*Written request 1*:
Answer these questions about the Day 13 trail journal, each on its own line:
(a) At what time did the watch alarm go off?
(b) What elevation is given for Trail Crest?
(c) What time is called "hiker midnight"?
*Written request 2*: Continue the Day 13 trail journal past its final sentence, keeping the same first-person voice.

— Start Passage provided —

This grand show is eternal. It is always sunrise somewhere; the dew is never all dried at once; a shower is forever falling; vapor ever rising. Eternal sunrise, eternal sunset, eternal dawn and gloaming, on seas and continents and islands, each in its turn, as the round earth rolls.
JMT Day 13 – .5 mile past Guitar Lake to Whitney Portal
Miles: 14.8 Elevation Gain: 3073′
Trip Miles: 211.9 Elevation Loss: 6268′
Trail Crest, 13,640′
Mt Whitney, 14,500′
Max elevation: 14485 ft
Min elevation: 8563 ft
Total climbing: 3363 ft
Day 13, our last day on the trail. Two days earlier than expected we had nearly made it to the conclusion of our journey. But first we had to wake up. Early. And hike. Up the tallest peak in the lower 48. Little things, compared to what we’d accomplished over the last 12 days.
My watch alarm went off at 1:30 and neither of us was quite ready to get up. We stayed on our pads just a few minutes more before motivating to get up. After all, it was so much colder outside than it was under my quilt. I didn’t need much more motivation once I unzipped the tent and saw the clear sky packed with stars, the Milky Way cutting through the center, and the black silhouette of the peaks on the horizon. It was gorgeous. All trip long I had hoped to stay up to see the stars, but every night we were in bed at or well before hiker midnight, 8:00. Finally, I had a chance to get a few nighttime sky shots.

— End Passage provided —
— Start Dataset excerpt —

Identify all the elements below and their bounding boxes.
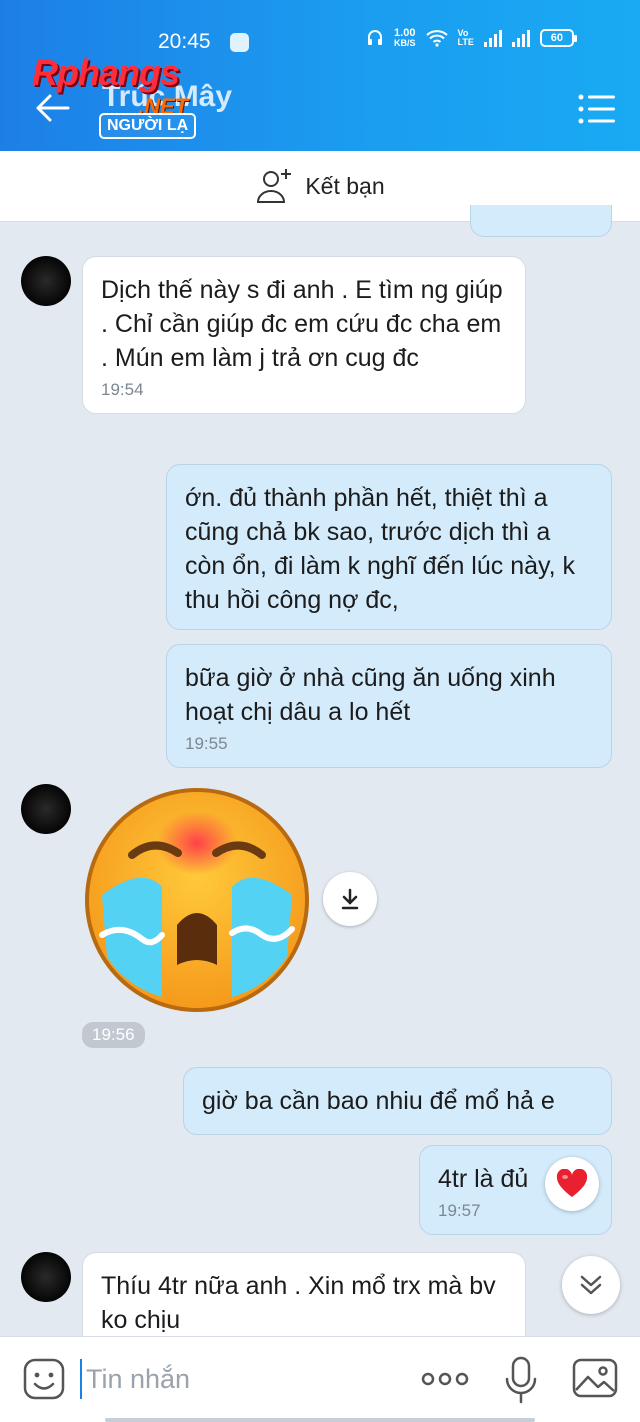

— End Dataset excerpt —

*Final result 1*:
(a) 1:30
(b) 13,640′
(c) 8:00

*Final result 2*:
First, though, I had to make use of one of the wag bags we’d been carrying since Yosemite. In an effort to minimize impact of the highly visited Whitney Zone, the park asks that you use bags for your human waste. To help make this possible, they provide “wag bags,” bags designed for this purpose with a little human litter (it’s not for kitties, after all) in the bottom. It was actually much easier than I thought…but then I had to store it.
That out of the way, I set up my camera to grab a few long exposures while we sleepily broke down camp. We skipped breakfast and coffee and just jammed some bars in our pockets with the idea of getting right on the trail. Several hikers, headlamps blazing, had already passed our site as they came up from Guitar Lake. Brian was up and ready to go and once all of our gear was stowed, we joined the line of swaying lights in the darkness.
Up the first incline, the person in the front of the pack we’d latched onto announced she’d lost the trail. Lights zoomed around as people scanned the area for sign of it. Up this high, the trail is mostly slightly more worn rocks in a line contrasting with the slightly less worn rocks on either side. Eventually someone spotted it off to our left and the three of us took off in that direction.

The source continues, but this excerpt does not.